## Written exercise
Read the listing below and copy out every line that holds "screenshot".

:: Extracted records ::

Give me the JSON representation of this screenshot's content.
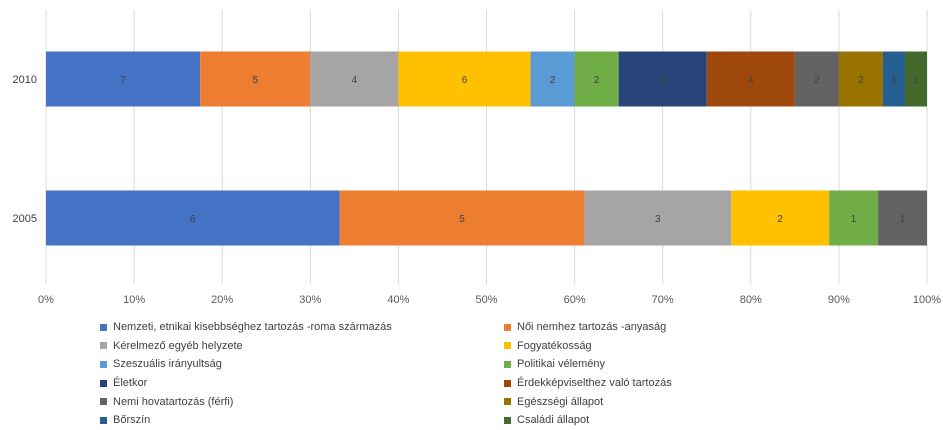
{
  "chart_data": {
    "type": "bar",
    "orientation": "horizontal",
    "stacked": "percent",
    "grid": true,
    "legend_position": "bottom",
    "xlim": [
      0,
      100
    ],
    "x_ticks": [
      "0%",
      "10%",
      "20%",
      "30%",
      "40%",
      "50%",
      "60%",
      "70%",
      "80%",
      "90%",
      "100%"
    ],
    "categories": [
      "2010",
      "2005"
    ],
    "series": [
      {
        "name": "Nemzeti, etnikai kisebbséghez tartozás -roma származás",
        "color": "#4472C4",
        "values": [
          7,
          6
        ]
      },
      {
        "name": "Női nemhez tartozás -anyaság",
        "color": "#ED7D31",
        "values": [
          5,
          5
        ]
      },
      {
        "name": "Kérelmező egyéb helyzete",
        "color": "#A5A5A5",
        "values": [
          4,
          3
        ]
      },
      {
        "name": "Fogyatékosság",
        "color": "#FFC000",
        "values": [
          6,
          2
        ]
      },
      {
        "name": "Szeszuális irányultság",
        "color": "#5B9BD5",
        "values": [
          2,
          0
        ]
      },
      {
        "name": "Politikai vélemény",
        "color": "#70AD47",
        "values": [
          2,
          1
        ]
      },
      {
        "name": "Életkor",
        "color": "#264478",
        "values": [
          4,
          0
        ]
      },
      {
        "name": "Érdekképviselthez való tartozás",
        "color": "#9E480E",
        "values": [
          4,
          0
        ]
      },
      {
        "name": "Nemi hovatartozás (férfi)",
        "color": "#636363",
        "values": [
          2,
          1
        ]
      },
      {
        "name": "Egészségi állapot",
        "color": "#997300",
        "values": [
          2,
          0
        ]
      },
      {
        "name": "Bőrszín",
        "color": "#255E91",
        "values": [
          1,
          0
        ]
      },
      {
        "name": "Családi állapot",
        "color": "#43682B",
        "values": [
          1,
          0
        ]
      }
    ]
  }
}
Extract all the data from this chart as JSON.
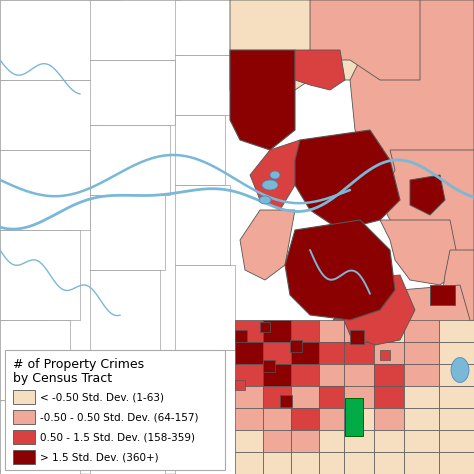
{
  "legend_colors": [
    "#f5dfc0",
    "#f0a898",
    "#d94040",
    "#8b0000"
  ],
  "legend_labels": [
    "< -0.50 Std. Dev. (1-63)",
    "-0.50 - 0.50 Std. Dev. (64-157)",
    "0.50 - 1.5 Std. Dev. (158-359)",
    "> 1.5 Std. Dev. (360+)"
  ],
  "title_line1": "# of Property Crimes",
  "title_line2": "by Census Tract",
  "background_color": "#ffffff",
  "outer_bg": "#ffffff",
  "left_area_color": "#ffffff",
  "border_color": "#555555",
  "river_color": "#7ab8d8",
  "green_color": "#00aa44",
  "figsize": [
    4.74,
    4.74
  ],
  "dpi": 100,
  "title_fontsize": 9,
  "legend_fontsize": 7.5
}
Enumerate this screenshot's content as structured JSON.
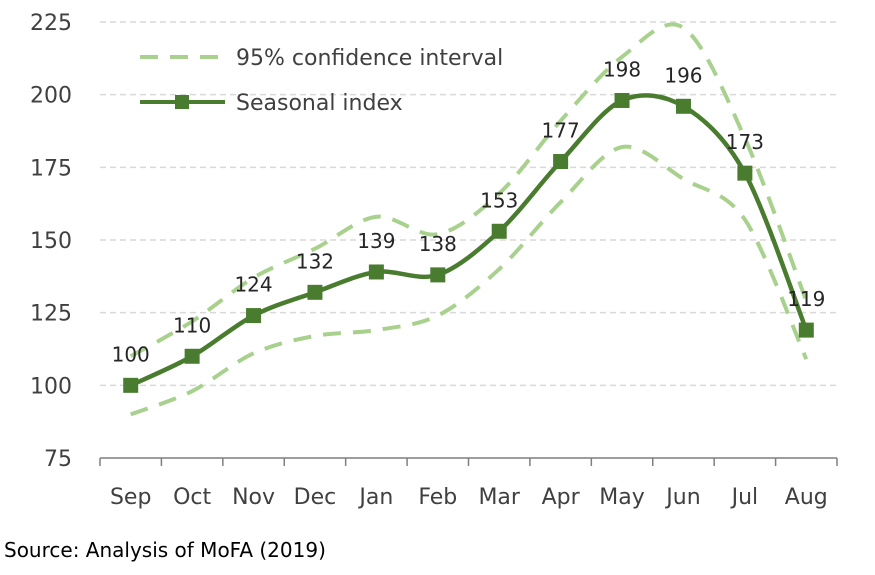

:::

## Response to the task
Give me the JSON representation of this screenshot's content.
Enumerate this screenshot's content as structured JSON.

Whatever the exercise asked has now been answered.